Copy every line of the data that contains the string "title".

(Data records)
■ ■ ■

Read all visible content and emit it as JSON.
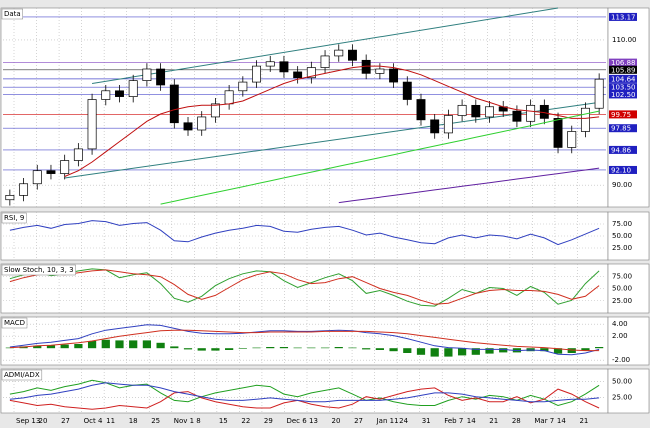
{
  "chart_data": [
    {
      "type": "candlestick",
      "title": "Data",
      "ylim": [
        87,
        114.4
      ],
      "yticks": [
        {
          "value": 90,
          "label": "90.00"
        },
        {
          "value": 110,
          "label": "110.00"
        }
      ],
      "open": [
        88.0,
        88.6,
        90.2,
        92.0,
        91.6,
        93.4,
        95.0,
        101.8,
        103.0,
        102.2,
        104.4,
        106.0,
        103.8,
        98.6,
        97.6,
        99.4,
        101.2,
        103.0,
        104.2,
        106.4,
        107.0,
        105.6,
        104.8,
        106.2,
        107.8,
        108.6,
        107.2,
        105.4,
        106.0,
        104.2,
        101.8,
        99.0,
        97.2,
        99.6,
        101.0,
        99.4,
        100.8,
        100.2,
        98.8,
        101.0,
        99.2,
        95.2,
        97.4,
        100.6
      ],
      "high": [
        89.4,
        91.0,
        92.8,
        92.8,
        94.2,
        95.8,
        102.6,
        103.8,
        103.8,
        105.2,
        106.8,
        106.8,
        104.6,
        99.4,
        100.2,
        102.0,
        103.8,
        105.0,
        107.2,
        107.8,
        107.8,
        106.4,
        107.0,
        108.6,
        109.4,
        109.4,
        108.0,
        106.8,
        106.8,
        105.0,
        102.6,
        99.8,
        100.4,
        101.8,
        101.8,
        101.6,
        101.6,
        101.0,
        101.8,
        101.8,
        100.0,
        98.2,
        101.4,
        105.4
      ],
      "low": [
        87.2,
        87.8,
        89.4,
        90.8,
        90.8,
        92.6,
        94.2,
        101.0,
        101.4,
        101.4,
        103.6,
        103.0,
        97.8,
        96.8,
        96.8,
        98.6,
        100.4,
        102.2,
        103.4,
        105.6,
        104.8,
        104.0,
        104.0,
        105.4,
        107.0,
        106.4,
        104.6,
        104.6,
        103.4,
        101.0,
        98.2,
        96.4,
        96.4,
        98.8,
        98.6,
        98.6,
        99.4,
        98.0,
        98.0,
        98.4,
        94.4,
        94.4,
        96.6,
        99.8
      ],
      "close": [
        88.6,
        90.2,
        92.0,
        91.6,
        93.4,
        95.0,
        101.8,
        103.0,
        102.2,
        104.4,
        106.0,
        103.8,
        98.6,
        97.6,
        99.4,
        101.2,
        103.0,
        104.2,
        106.4,
        107.0,
        105.6,
        104.8,
        106.2,
        107.8,
        108.6,
        107.2,
        105.4,
        106.0,
        104.2,
        101.8,
        99.0,
        97.2,
        99.6,
        101.0,
        99.4,
        100.8,
        100.2,
        98.8,
        101.0,
        99.2,
        95.2,
        97.4,
        100.6,
        104.6
      ],
      "series": [
        {
          "color": "#c01010",
          "values": [
            null,
            null,
            null,
            null,
            91.2,
            92.0,
            93.2,
            94.6,
            96.0,
            97.4,
            98.8,
            99.8,
            100.4,
            100.8,
            101.0,
            101.0,
            101.2,
            101.6,
            102.4,
            103.2,
            104.0,
            104.6,
            105.0,
            105.4,
            105.8,
            106.2,
            106.4,
            106.4,
            106.2,
            105.8,
            105.2,
            104.4,
            103.6,
            102.8,
            102.0,
            101.4,
            100.8,
            100.4,
            100.2,
            100.0,
            99.6,
            99.2,
            99.2,
            99.4
          ]
        },
        {
          "color": "#30d030",
          "values": [
            null,
            null,
            null,
            null,
            null,
            null,
            null,
            null,
            null,
            null,
            null,
            87.4,
            87.8,
            88.2,
            88.6,
            89.0,
            89.4,
            89.8,
            90.2,
            90.6,
            91.0,
            91.4,
            91.8,
            92.2,
            92.6,
            93.0,
            93.4,
            93.8,
            94.2,
            94.6,
            95.0,
            95.4,
            95.8,
            96.2,
            96.6,
            97.0,
            97.4,
            97.8,
            98.2,
            98.6,
            99.0,
            99.4,
            99.8,
            100.2
          ]
        },
        {
          "color": "#6020a0",
          "values": [
            null,
            null,
            null,
            null,
            null,
            null,
            null,
            null,
            null,
            null,
            null,
            null,
            null,
            null,
            null,
            null,
            null,
            null,
            null,
            null,
            null,
            null,
            null,
            null,
            87.6,
            87.85,
            88.1,
            88.35,
            88.6,
            88.85,
            89.1,
            89.35,
            89.6,
            89.85,
            90.1,
            90.35,
            90.6,
            90.85,
            91.1,
            91.35,
            91.6,
            91.85,
            92.1,
            92.35
          ]
        }
      ],
      "trendlines": [
        {
          "color": "#2f7f7f",
          "x": [
            6,
            40
          ],
          "values": [
            104.0,
            114.4
          ]
        },
        {
          "color": "#2f7f7f",
          "x": [
            4,
            43
          ],
          "values": [
            91.0,
            101.4
          ]
        }
      ],
      "levels": [
        {
          "value": 113.17,
          "label": "113.17",
          "color": "#2020c0"
        },
        {
          "value": 106.88,
          "label": "106.88",
          "color": "#8040c0"
        },
        {
          "value": 105.89,
          "label": "105.89",
          "color": "#000000"
        },
        {
          "value": 104.64,
          "label": "104.64",
          "color": "#2020c0"
        },
        {
          "value": 103.5,
          "label": "103.50",
          "color": "#2020c0"
        },
        {
          "value": 102.5,
          "label": "102.50",
          "color": "#2020c0"
        },
        {
          "value": 99.75,
          "label": "99.75",
          "color": "#d00000"
        },
        {
          "value": 97.85,
          "label": "97.85",
          "color": "#2020c0"
        },
        {
          "value": 94.86,
          "label": "94.86",
          "color": "#2020c0"
        },
        {
          "value": 92.1,
          "label": "92.10",
          "color": "#2020c0"
        }
      ]
    },
    {
      "type": "line",
      "title": "RSI, 9",
      "ylim": [
        0,
        100
      ],
      "yticks": [
        {
          "value": 25,
          "label": "25.00"
        },
        {
          "value": 50,
          "label": "50.00"
        },
        {
          "value": 75,
          "label": "75.00"
        }
      ],
      "series": [
        {
          "color": "#3040c0",
          "values": [
            62,
            68,
            72,
            66,
            74,
            76,
            82,
            80,
            72,
            76,
            78,
            62,
            40,
            38,
            48,
            56,
            62,
            66,
            72,
            70,
            60,
            58,
            64,
            68,
            70,
            62,
            52,
            56,
            48,
            42,
            36,
            34,
            46,
            52,
            46,
            52,
            50,
            44,
            54,
            46,
            32,
            42,
            54,
            66
          ]
        }
      ]
    },
    {
      "type": "line",
      "title": "Slow Stoch, 10, 3, 3",
      "ylim": [
        0,
        100
      ],
      "yticks": [
        {
          "value": 25,
          "label": "25.00"
        },
        {
          "value": 50,
          "label": "50.00"
        },
        {
          "value": 75,
          "label": "75.00"
        }
      ],
      "series": [
        {
          "color": "#30a030",
          "values": [
            70,
            78,
            84,
            76,
            80,
            86,
            90,
            88,
            72,
            78,
            82,
            60,
            30,
            22,
            34,
            56,
            70,
            80,
            86,
            84,
            66,
            52,
            62,
            72,
            80,
            66,
            40,
            46,
            36,
            24,
            16,
            14,
            30,
            48,
            40,
            52,
            50,
            36,
            54,
            42,
            18,
            26,
            60,
            86
          ]
        },
        {
          "color": "#d03020",
          "values": [
            64,
            72,
            78,
            80,
            78,
            82,
            86,
            88,
            84,
            80,
            78,
            74,
            58,
            38,
            28,
            36,
            52,
            68,
            78,
            84,
            80,
            68,
            60,
            62,
            70,
            74,
            62,
            50,
            42,
            36,
            26,
            18,
            20,
            30,
            40,
            46,
            48,
            46,
            46,
            44,
            38,
            28,
            34,
            56
          ]
        }
      ]
    },
    {
      "type": "combo",
      "title": "MACD",
      "ylim": [
        -2.8,
        5.2
      ],
      "yticks": [
        {
          "value": -2,
          "label": "-2.00"
        },
        {
          "value": 2,
          "label": "2.00"
        },
        {
          "value": 4,
          "label": "4.00"
        }
      ],
      "histogram": {
        "color": "#108010",
        "values": [
          0.1,
          0.3,
          0.4,
          0.5,
          0.6,
          0.7,
          1.2,
          1.4,
          1.3,
          1.3,
          1.3,
          0.9,
          0.3,
          -0.2,
          -0.4,
          -0.4,
          -0.3,
          -0.1,
          0.1,
          0.2,
          0.2,
          0.1,
          0.1,
          0.1,
          0.2,
          0.1,
          -0.2,
          -0.3,
          -0.5,
          -0.8,
          -1.1,
          -1.4,
          -1.4,
          -1.2,
          -1.1,
          -0.9,
          -0.7,
          -0.7,
          -0.5,
          -0.5,
          -0.9,
          -0.8,
          -0.4,
          0.2
        ]
      },
      "series": [
        {
          "color": "#3040c0",
          "values": [
            0.2,
            0.5,
            0.8,
            1.0,
            1.3,
            1.6,
            2.4,
            3.0,
            3.3,
            3.6,
            3.9,
            3.8,
            3.3,
            2.8,
            2.5,
            2.4,
            2.4,
            2.5,
            2.7,
            2.9,
            2.9,
            2.8,
            2.8,
            2.9,
            3.0,
            2.9,
            2.6,
            2.4,
            2.1,
            1.6,
            1.0,
            0.4,
            0.1,
            0.0,
            -0.2,
            -0.2,
            -0.2,
            -0.4,
            -0.3,
            -0.4,
            -1.0,
            -1.1,
            -0.8,
            -0.2
          ]
        },
        {
          "color": "#d03020",
          "values": [
            0.1,
            0.2,
            0.4,
            0.5,
            0.7,
            0.9,
            1.2,
            1.6,
            2.0,
            2.3,
            2.6,
            2.9,
            3.0,
            3.0,
            2.9,
            2.8,
            2.7,
            2.6,
            2.6,
            2.7,
            2.7,
            2.7,
            2.7,
            2.8,
            2.8,
            2.8,
            2.8,
            2.7,
            2.6,
            2.4,
            2.1,
            1.8,
            1.5,
            1.2,
            0.9,
            0.7,
            0.5,
            0.3,
            0.2,
            0.1,
            -0.1,
            -0.3,
            -0.4,
            -0.4
          ]
        }
      ]
    },
    {
      "type": "line",
      "title": "ADMI/ADX",
      "ylim": [
        0,
        70
      ],
      "yticks": [
        {
          "value": 25,
          "label": "25.00"
        },
        {
          "value": 50,
          "label": "50.00"
        }
      ],
      "series": [
        {
          "color": "#20a020",
          "values": [
            30,
            34,
            40,
            36,
            42,
            46,
            52,
            48,
            40,
            44,
            46,
            32,
            20,
            18,
            26,
            32,
            36,
            40,
            44,
            42,
            30,
            26,
            32,
            36,
            40,
            30,
            20,
            24,
            18,
            14,
            12,
            12,
            20,
            26,
            22,
            28,
            26,
            20,
            28,
            22,
            12,
            18,
            30,
            44
          ]
        },
        {
          "color": "#d02020",
          "values": [
            20,
            16,
            12,
            14,
            10,
            8,
            6,
            8,
            12,
            10,
            8,
            18,
            32,
            34,
            24,
            18,
            14,
            10,
            8,
            8,
            16,
            20,
            14,
            10,
            8,
            14,
            26,
            22,
            28,
            34,
            38,
            40,
            28,
            20,
            24,
            18,
            18,
            26,
            16,
            22,
            38,
            30,
            18,
            8
          ]
        },
        {
          "color": "#3040c0",
          "values": [
            22,
            24,
            28,
            30,
            34,
            38,
            44,
            48,
            46,
            44,
            44,
            40,
            34,
            30,
            26,
            22,
            20,
            20,
            22,
            24,
            22,
            20,
            18,
            18,
            20,
            20,
            20,
            20,
            22,
            24,
            28,
            32,
            32,
            30,
            26,
            24,
            22,
            20,
            18,
            18,
            20,
            22,
            22,
            24
          ]
        }
      ]
    }
  ],
  "x_axis": {
    "labels": [
      "Sep 13",
      "20",
      "27",
      "Oct 4",
      "11",
      "18",
      "25",
      "Nov 1",
      "8",
      "15",
      "22",
      "29",
      "Dec 6",
      "13",
      "20",
      "27",
      "Jan 11",
      "24",
      "31",
      "Feb 7",
      "14",
      "21",
      "28",
      "Mar 7",
      "14",
      "21"
    ]
  }
}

■ ■ ■

◆ EXERCISE RESULT
      "title": "Data",
      "title": "RSI, 9",
      "title": "Slow Stoch, 10, 3, 3",
      "title": "MACD",
      "title": "ADMI/ADX",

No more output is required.